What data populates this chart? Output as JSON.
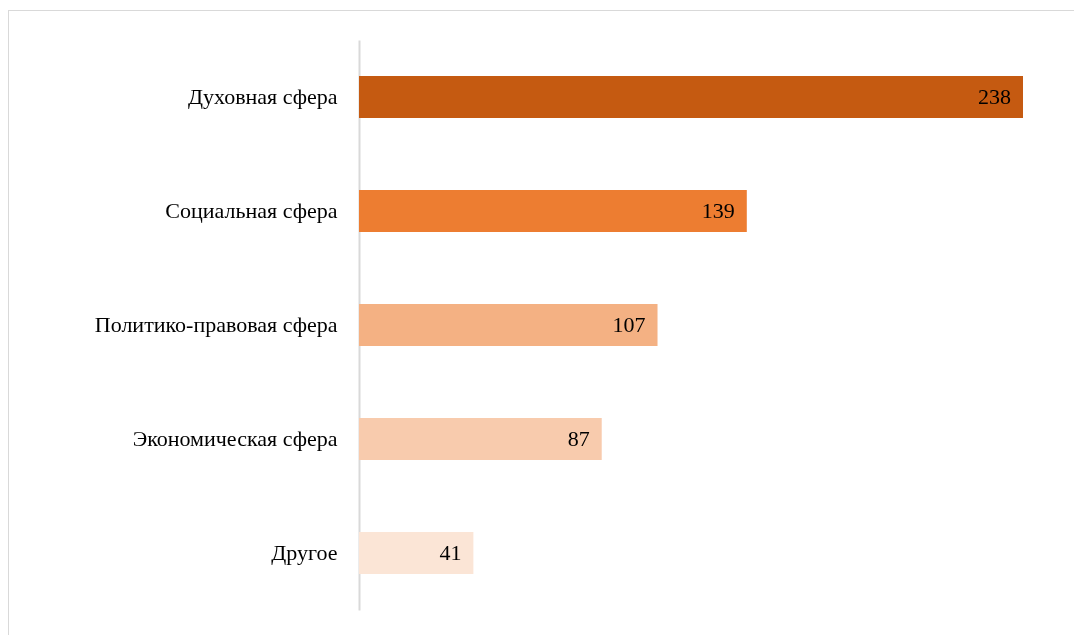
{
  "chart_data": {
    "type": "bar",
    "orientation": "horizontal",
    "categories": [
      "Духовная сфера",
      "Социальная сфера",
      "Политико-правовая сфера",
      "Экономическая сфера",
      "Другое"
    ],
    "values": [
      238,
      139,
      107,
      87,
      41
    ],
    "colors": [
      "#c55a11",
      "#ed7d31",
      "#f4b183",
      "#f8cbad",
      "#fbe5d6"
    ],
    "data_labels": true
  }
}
____
= Challenge =
Repeat all the data as it stands, dropping any images it holds.

= Reply =
What data populates this chart? Output as JSON.
{
  "chart_data": {
    "type": "bar",
    "orientation": "horizontal",
    "categories": [
      "Духовная сфера",
      "Социальная сфера",
      "Политико-правовая сфера",
      "Экономическая сфера",
      "Другое"
    ],
    "values": [
      238,
      139,
      107,
      87,
      41
    ],
    "colors": [
      "#c55a11",
      "#ed7d31",
      "#f4b183",
      "#f8cbad",
      "#fbe5d6"
    ],
    "data_labels": true
  }
}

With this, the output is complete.